## start ENTRIES SHOWN

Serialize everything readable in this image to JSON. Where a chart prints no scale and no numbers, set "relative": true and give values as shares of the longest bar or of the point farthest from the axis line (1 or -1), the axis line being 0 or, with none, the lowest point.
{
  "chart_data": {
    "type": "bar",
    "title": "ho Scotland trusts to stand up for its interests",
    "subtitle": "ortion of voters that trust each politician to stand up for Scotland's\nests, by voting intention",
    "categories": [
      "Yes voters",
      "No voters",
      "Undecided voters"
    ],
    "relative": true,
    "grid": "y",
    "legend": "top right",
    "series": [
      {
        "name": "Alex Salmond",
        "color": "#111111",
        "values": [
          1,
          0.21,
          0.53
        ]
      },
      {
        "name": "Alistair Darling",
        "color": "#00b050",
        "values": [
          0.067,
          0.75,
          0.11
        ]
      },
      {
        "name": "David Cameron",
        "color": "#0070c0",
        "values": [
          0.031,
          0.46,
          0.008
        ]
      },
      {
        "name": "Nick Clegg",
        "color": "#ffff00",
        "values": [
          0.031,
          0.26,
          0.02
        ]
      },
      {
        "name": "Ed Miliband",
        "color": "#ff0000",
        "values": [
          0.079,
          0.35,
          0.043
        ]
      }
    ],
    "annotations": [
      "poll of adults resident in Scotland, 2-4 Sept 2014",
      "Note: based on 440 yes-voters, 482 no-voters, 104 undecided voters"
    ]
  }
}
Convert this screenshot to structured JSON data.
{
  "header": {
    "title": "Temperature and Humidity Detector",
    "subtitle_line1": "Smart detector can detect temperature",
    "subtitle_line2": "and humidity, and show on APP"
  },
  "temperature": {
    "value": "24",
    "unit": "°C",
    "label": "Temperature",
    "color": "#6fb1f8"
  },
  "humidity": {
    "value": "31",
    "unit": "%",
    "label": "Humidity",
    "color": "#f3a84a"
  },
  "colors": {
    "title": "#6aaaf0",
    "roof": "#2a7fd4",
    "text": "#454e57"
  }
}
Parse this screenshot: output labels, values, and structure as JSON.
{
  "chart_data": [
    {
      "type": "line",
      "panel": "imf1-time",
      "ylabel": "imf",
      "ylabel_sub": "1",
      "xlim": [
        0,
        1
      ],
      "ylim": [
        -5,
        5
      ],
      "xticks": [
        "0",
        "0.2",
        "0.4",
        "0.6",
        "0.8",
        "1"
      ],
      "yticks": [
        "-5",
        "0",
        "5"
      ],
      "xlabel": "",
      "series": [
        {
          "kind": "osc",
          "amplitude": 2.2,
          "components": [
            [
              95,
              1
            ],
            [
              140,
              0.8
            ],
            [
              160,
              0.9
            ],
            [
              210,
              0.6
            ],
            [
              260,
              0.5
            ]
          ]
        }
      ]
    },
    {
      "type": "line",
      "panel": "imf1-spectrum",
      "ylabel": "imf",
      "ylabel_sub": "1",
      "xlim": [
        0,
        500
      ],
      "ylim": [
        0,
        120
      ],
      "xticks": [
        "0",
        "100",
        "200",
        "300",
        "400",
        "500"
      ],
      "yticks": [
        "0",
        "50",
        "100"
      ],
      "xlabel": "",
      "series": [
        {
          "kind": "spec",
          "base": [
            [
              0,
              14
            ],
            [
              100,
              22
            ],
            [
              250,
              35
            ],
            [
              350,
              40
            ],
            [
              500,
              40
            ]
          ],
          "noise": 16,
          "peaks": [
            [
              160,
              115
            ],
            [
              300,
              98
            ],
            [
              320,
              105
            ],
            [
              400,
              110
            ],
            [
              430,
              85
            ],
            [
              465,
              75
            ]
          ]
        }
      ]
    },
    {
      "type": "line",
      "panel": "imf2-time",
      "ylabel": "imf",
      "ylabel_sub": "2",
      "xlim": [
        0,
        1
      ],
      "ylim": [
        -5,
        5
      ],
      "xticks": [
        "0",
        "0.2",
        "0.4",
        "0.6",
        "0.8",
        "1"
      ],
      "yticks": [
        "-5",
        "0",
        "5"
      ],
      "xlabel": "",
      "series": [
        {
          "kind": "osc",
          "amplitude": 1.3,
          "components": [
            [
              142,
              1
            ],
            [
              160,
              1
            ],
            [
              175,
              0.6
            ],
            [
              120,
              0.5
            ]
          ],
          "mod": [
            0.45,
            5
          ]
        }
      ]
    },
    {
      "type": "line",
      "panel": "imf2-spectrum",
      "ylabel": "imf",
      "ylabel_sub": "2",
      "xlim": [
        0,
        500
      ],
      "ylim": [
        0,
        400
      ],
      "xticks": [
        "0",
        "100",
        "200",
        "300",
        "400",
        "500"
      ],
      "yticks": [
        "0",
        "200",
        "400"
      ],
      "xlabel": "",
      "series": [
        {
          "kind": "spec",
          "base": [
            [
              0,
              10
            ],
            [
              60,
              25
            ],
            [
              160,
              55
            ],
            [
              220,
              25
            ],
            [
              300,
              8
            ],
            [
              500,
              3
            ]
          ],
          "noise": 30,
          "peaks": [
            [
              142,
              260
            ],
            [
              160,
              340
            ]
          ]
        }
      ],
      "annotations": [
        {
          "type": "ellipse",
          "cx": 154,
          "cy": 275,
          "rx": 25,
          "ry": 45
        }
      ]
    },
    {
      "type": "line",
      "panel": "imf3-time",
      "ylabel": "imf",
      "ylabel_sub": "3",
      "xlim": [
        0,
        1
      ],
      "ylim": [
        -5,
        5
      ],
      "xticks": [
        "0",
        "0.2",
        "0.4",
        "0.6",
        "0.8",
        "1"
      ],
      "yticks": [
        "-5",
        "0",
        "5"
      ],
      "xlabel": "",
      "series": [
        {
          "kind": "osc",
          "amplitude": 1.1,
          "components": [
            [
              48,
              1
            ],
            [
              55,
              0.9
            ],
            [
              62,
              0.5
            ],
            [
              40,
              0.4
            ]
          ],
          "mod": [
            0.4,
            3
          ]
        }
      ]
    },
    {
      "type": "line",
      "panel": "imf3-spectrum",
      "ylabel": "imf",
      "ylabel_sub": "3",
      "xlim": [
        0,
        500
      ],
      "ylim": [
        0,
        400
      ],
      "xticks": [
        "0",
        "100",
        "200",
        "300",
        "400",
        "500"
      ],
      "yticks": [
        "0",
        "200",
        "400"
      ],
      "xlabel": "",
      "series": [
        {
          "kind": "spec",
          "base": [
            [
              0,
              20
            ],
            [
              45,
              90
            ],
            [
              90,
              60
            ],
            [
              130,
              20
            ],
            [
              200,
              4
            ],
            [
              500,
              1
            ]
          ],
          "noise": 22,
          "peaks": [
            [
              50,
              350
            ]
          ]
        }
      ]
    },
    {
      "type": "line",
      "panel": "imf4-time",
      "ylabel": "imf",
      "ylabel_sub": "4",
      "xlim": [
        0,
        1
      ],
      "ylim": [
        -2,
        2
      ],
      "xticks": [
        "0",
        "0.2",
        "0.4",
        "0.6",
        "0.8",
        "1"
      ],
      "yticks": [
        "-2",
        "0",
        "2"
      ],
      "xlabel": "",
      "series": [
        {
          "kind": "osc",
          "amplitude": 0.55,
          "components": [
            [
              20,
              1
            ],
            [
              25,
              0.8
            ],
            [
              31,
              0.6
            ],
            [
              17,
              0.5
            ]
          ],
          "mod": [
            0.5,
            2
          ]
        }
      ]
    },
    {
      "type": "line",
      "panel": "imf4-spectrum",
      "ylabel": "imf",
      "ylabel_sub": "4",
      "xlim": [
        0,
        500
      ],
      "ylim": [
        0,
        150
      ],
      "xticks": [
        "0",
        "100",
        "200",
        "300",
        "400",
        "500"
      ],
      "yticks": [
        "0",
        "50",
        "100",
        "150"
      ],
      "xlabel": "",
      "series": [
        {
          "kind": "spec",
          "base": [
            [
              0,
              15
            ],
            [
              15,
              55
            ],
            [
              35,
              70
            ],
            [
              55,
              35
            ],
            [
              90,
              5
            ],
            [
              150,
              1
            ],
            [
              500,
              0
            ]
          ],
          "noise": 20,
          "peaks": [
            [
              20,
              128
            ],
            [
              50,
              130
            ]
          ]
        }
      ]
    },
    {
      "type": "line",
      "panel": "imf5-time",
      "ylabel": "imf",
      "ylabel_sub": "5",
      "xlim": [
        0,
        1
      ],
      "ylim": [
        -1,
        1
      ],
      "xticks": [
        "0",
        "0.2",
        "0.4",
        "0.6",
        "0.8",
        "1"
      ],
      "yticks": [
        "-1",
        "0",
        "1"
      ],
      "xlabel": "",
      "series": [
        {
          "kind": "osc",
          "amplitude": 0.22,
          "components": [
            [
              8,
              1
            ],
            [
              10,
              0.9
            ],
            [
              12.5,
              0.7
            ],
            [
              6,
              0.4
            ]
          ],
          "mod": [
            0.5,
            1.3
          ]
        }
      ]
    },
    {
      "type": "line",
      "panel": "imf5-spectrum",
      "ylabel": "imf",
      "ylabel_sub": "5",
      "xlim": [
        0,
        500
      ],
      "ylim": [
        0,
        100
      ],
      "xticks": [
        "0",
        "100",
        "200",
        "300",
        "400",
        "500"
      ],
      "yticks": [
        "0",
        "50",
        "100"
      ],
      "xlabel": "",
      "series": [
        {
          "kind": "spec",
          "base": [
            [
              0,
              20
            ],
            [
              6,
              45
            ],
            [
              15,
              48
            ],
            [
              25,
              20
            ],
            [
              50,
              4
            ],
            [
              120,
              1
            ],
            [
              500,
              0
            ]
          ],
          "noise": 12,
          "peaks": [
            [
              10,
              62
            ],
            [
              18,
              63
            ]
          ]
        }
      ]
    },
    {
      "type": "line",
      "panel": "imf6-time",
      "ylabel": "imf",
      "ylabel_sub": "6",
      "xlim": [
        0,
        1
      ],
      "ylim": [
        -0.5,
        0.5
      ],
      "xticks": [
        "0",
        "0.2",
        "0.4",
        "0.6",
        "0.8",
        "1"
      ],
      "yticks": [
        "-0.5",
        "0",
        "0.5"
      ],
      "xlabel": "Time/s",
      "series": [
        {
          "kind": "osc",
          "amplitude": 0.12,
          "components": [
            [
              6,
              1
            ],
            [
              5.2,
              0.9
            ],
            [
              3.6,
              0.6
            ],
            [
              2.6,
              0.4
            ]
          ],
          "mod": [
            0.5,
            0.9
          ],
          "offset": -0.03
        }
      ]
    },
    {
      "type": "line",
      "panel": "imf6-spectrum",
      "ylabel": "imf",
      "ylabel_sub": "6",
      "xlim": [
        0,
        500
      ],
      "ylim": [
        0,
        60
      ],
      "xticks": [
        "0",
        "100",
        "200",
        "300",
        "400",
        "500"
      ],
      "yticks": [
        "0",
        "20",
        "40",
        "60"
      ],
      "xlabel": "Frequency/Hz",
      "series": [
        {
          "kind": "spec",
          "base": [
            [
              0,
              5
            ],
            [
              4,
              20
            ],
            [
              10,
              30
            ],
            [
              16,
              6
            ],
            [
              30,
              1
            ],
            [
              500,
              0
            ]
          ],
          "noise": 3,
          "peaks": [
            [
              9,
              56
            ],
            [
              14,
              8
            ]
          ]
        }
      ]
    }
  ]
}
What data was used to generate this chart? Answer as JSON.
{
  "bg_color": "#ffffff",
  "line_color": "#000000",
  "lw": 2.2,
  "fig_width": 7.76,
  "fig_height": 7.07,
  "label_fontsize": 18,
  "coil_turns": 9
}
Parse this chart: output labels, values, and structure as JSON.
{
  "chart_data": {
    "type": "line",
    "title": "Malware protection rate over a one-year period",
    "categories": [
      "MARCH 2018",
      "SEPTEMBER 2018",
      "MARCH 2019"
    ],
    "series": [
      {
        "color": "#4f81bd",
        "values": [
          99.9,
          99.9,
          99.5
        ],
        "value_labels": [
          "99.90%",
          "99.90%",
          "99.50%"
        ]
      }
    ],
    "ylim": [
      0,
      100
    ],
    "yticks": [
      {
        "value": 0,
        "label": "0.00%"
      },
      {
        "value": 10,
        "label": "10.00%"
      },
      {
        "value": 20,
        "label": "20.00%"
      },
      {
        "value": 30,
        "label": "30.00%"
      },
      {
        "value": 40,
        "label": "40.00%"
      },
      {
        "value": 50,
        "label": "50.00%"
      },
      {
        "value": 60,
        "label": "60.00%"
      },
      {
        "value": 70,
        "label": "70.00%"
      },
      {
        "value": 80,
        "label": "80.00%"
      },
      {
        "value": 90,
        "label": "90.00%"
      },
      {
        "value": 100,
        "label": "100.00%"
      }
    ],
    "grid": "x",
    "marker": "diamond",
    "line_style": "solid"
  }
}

## end ENTRIES SHOWN

WORK INSTRUCTIONS: Read the entries and pick out all lines that include the word "relative".

IN RESPONSE:
Serialize everything readable in this image to JSON. Where a chart prints no scale and no numbers, set "relative": true and give values as shares of the longest bar or of the point farthest from the axis line (1 or -1), the axis line being 0 or, with none, the lowest point.
    "relative": true,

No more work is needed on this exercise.